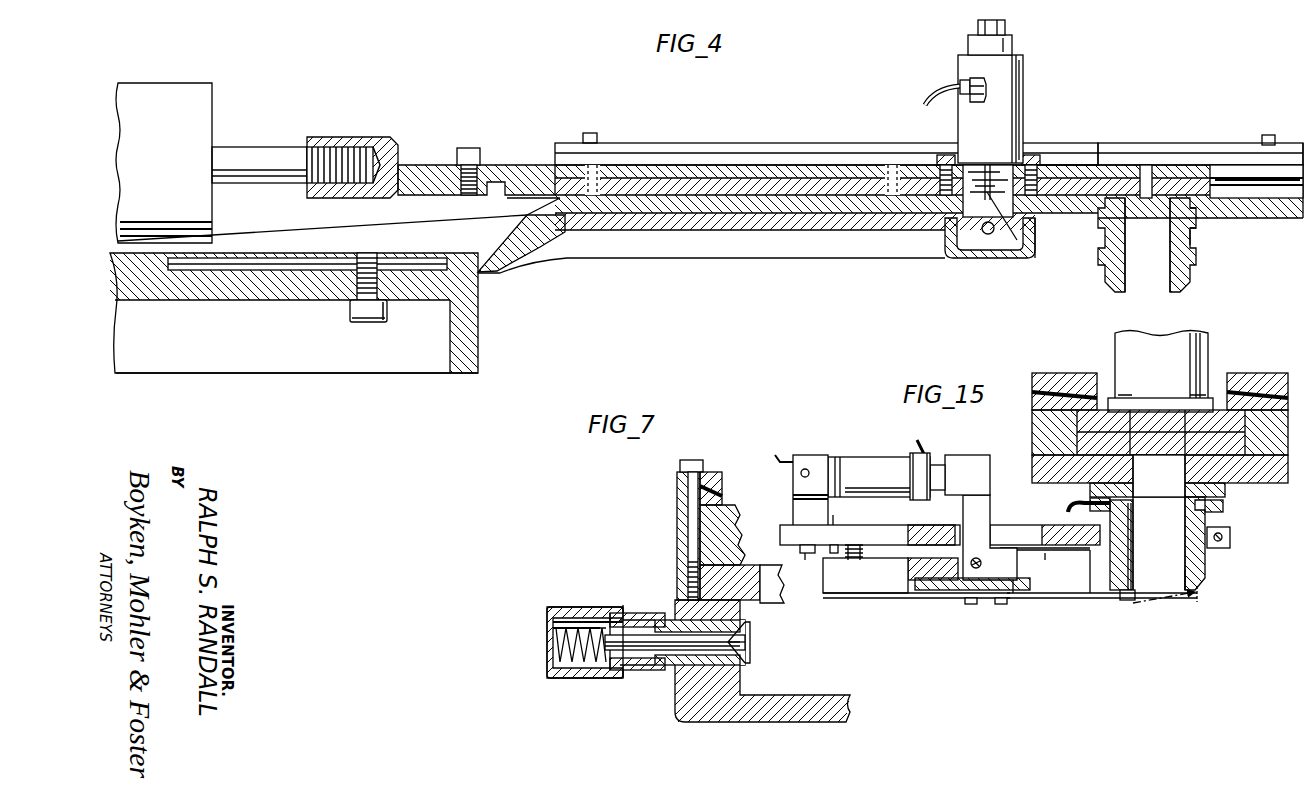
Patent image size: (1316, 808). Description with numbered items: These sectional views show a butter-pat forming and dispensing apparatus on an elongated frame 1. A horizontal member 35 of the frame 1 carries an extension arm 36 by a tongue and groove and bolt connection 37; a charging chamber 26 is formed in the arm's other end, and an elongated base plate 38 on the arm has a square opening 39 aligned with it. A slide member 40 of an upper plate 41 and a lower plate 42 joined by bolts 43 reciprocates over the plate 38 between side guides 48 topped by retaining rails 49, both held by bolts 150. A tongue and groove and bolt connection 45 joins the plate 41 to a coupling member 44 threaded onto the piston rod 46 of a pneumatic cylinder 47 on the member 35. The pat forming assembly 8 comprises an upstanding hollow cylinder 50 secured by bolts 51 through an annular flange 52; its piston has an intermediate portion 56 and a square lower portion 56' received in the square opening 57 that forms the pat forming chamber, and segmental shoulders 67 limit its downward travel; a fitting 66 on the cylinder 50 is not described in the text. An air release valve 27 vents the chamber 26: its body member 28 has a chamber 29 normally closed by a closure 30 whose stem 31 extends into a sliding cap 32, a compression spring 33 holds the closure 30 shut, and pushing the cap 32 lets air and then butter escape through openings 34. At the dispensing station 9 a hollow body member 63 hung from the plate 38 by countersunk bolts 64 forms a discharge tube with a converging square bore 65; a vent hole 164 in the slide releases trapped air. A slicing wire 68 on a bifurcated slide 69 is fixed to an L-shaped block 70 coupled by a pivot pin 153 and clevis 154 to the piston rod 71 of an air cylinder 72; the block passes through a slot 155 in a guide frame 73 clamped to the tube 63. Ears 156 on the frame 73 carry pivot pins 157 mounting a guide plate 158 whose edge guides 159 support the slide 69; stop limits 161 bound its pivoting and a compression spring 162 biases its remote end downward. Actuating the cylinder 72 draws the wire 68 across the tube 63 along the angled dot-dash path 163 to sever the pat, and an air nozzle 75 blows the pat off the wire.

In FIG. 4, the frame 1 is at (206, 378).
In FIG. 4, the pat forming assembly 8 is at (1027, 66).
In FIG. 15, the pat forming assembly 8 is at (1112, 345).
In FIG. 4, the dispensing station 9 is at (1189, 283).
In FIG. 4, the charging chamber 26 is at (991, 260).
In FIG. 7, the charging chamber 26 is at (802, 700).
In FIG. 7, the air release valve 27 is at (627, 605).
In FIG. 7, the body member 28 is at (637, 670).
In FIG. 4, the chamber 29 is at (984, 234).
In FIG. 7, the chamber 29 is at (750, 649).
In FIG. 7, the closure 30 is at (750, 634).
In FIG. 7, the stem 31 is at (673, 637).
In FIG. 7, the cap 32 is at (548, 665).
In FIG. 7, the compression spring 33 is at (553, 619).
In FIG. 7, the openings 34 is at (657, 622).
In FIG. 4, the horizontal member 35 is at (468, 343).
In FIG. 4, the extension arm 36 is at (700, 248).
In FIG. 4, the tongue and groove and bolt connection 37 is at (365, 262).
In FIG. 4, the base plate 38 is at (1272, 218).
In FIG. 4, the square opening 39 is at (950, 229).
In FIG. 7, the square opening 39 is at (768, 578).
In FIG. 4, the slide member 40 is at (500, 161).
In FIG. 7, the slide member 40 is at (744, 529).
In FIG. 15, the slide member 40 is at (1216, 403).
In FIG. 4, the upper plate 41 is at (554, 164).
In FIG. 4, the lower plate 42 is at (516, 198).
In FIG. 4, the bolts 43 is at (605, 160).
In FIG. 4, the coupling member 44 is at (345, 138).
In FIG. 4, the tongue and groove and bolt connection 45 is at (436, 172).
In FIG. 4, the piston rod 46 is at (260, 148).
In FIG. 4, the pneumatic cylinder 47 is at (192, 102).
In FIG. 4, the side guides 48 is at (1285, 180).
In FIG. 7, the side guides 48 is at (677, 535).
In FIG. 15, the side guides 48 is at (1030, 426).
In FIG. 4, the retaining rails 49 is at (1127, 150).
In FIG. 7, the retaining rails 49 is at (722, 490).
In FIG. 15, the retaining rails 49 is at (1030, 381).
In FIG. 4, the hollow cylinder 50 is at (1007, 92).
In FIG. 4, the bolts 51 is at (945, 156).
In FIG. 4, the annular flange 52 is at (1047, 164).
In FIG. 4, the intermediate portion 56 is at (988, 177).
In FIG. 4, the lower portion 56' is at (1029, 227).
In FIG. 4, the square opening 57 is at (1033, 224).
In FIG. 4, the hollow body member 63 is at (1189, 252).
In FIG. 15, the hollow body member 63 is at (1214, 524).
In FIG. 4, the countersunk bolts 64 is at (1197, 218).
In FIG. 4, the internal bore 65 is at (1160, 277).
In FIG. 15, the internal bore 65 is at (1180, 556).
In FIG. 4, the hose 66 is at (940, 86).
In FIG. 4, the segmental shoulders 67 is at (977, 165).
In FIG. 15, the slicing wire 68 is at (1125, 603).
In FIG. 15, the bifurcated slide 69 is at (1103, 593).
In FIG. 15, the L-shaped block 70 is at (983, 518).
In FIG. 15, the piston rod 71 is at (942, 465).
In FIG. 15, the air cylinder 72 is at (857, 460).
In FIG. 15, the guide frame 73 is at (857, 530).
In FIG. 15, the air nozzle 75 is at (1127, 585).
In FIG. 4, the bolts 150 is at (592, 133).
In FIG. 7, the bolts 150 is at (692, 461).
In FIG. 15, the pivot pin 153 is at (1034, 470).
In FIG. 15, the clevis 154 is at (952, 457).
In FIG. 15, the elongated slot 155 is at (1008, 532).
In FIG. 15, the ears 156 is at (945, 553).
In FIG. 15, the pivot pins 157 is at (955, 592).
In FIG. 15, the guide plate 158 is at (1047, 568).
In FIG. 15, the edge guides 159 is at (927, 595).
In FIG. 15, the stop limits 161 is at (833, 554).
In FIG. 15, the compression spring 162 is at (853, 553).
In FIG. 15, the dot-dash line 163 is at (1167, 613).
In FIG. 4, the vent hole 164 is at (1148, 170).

--

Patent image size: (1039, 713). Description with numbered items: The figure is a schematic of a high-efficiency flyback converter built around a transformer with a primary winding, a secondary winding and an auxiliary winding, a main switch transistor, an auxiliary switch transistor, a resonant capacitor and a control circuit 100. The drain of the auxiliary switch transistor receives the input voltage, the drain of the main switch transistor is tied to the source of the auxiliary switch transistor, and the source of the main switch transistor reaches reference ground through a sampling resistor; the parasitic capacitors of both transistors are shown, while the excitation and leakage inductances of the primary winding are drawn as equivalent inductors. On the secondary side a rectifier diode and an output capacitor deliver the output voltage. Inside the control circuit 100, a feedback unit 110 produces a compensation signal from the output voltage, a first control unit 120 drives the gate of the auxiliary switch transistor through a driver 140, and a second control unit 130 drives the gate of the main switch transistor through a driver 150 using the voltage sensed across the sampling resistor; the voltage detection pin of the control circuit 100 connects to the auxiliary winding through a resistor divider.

*Required work:*
Format the lines above, from the line with "Patent image size: (1316, 808)." up to and including the line with "In FIG. 4, the frame 1 is at (206, 378).", as a JSON list of strings, one string per line, leaving out any blank lines.

*Task solution:*
[
  "Patent image size: (1316, 808). Description with numbered items: These sectional views show a butter-pat forming and dispensing apparatus on an elongated frame 1. A horizontal member 35 of the frame 1 carries an extension arm 36 by a tongue and groove and bolt connection 37; a charging chamber 26 is formed in the arm's other end, and an elongated base plate 38 on the arm has a square opening 39 aligned with it. A slide member 40 of an upper plate 41 and a lower plate 42 joined by bolts 43 reciprocates over the plate 38 between side guides 48 topped by retaining rails 49, both held by bolts 150. A tongue and groove and bolt connection 45 joins the plate 41 to a coupling member 44 threaded onto the piston rod 46 of a pneumatic cylinder 47 on the member 35. The pat forming assembly 8 comprises an upstanding hollow cylinder 50 secured by bolts 51 through an annular flange 52; its piston has an intermediate portion 56 and a square lower portion 56' received in the square opening 57 that forms the pat forming chamber, and segmental shoulders 67 limit its downward travel; a fitting 66 on the cylinder 50 is not described in the text. An air release valve 27 vents the chamber 26: its body member 28 has a chamber 29 normally closed by a closure 30 whose stem 31 extends into a sliding cap 32, a compression spring 33 holds the closure 30 shut, and pushing the cap 32 lets air and then butter escape through openings 34. At the dispensing station 9 a hollow body member 63 hung from the plate 38 by countersunk bolts 64 forms a discharge tube with a converging square bore 65; a vent hole 164 in the slide releases trapped air. A slicing wire 68 on a bifurcated slide 69 is fixed to an L-shaped block 70 coupled by a pivot pin 153 and clevis 154 to the piston rod 71 of an air cylinder 72; the block passes through a slot 155 in a guide frame 73 clamped to the tube 63. Ears 156 on the frame 73 carry pivot pins 157 mounting a guide plate 158 whose edge guides 159 support the slide 69; stop limits 161 bound its pivoting and a compression spring 162 biases its remote end downward. Actuating the cylinder 72 draws the wire 68 across the tube 63 along the angled dot-dash path 163 to sever the pat, and an air nozzle 75 blows the pat off the wire.",
  "In FIG. 4, the frame 1 is at (206, 378)."
]